::: Listed entries
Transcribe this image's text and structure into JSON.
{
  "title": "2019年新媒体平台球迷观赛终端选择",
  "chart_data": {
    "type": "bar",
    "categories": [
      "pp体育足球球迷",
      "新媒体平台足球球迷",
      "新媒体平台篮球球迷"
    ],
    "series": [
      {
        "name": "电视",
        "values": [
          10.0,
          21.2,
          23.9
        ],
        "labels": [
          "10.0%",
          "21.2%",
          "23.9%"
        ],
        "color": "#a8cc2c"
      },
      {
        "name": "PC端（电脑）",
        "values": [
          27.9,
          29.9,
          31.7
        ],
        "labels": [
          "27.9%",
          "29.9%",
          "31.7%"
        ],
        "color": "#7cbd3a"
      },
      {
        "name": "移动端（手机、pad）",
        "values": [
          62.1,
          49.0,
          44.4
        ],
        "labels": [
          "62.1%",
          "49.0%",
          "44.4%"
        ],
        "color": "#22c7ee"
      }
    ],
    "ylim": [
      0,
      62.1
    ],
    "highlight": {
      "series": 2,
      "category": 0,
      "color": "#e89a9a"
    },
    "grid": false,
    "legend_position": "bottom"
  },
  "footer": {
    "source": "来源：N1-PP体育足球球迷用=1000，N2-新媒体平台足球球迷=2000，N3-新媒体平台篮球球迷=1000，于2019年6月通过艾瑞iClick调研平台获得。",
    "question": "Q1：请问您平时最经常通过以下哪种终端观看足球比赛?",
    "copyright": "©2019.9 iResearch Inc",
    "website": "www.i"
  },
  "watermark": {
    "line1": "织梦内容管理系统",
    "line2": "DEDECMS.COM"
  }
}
::::::
Instruction: Write out every line exactly as it stands.

Response to the exercise:
Transcribe this image's text and structure into JSON.
{
  "title": "2019年新媒体平台球迷观赛终端选择",
  "chart_data": {
    "type": "bar",
    "categories": [
      "pp体育足球球迷",
      "新媒体平台足球球迷",
      "新媒体平台篮球球迷"
    ],
    "series": [
      {
        "name": "电视",
        "values": [
          10.0,
          21.2,
          23.9
        ],
        "labels": [
          "10.0%",
          "21.2%",
          "23.9%"
        ],
        "color": "#a8cc2c"
      },
      {
        "name": "PC端（电脑）",
        "values": [
          27.9,
          29.9,
          31.7
        ],
        "labels": [
          "27.9%",
          "29.9%",
          "31.7%"
        ],
        "color": "#7cbd3a"
      },
      {
        "name": "移动端（手机、pad）",
        "values": [
          62.1,
          49.0,
          44.4
        ],
        "labels": [
          "62.1%",
          "49.0%",
          "44.4%"
        ],
        "color": "#22c7ee"
      }
    ],
    "ylim": [
      0,
      62.1
    ],
    "highlight": {
      "series": 2,
      "category": 0,
      "color": "#e89a9a"
    },
    "grid": false,
    "legend_position": "bottom"
  },
  "footer": {
    "source": "来源：N1-PP体育足球球迷用=1000，N2-新媒体平台足球球迷=2000，N3-新媒体平台篮球球迷=1000，于2019年6月通过艾瑞iClick调研平台获得。",
    "question": "Q1：请问您平时最经常通过以下哪种终端观看足球比赛?",
    "copyright": "©2019.9 iResearch Inc",
    "website": "www.i"
  },
  "watermark": {
    "line1": "织梦内容管理系统",
    "line2": "DEDECMS.COM"
  }
}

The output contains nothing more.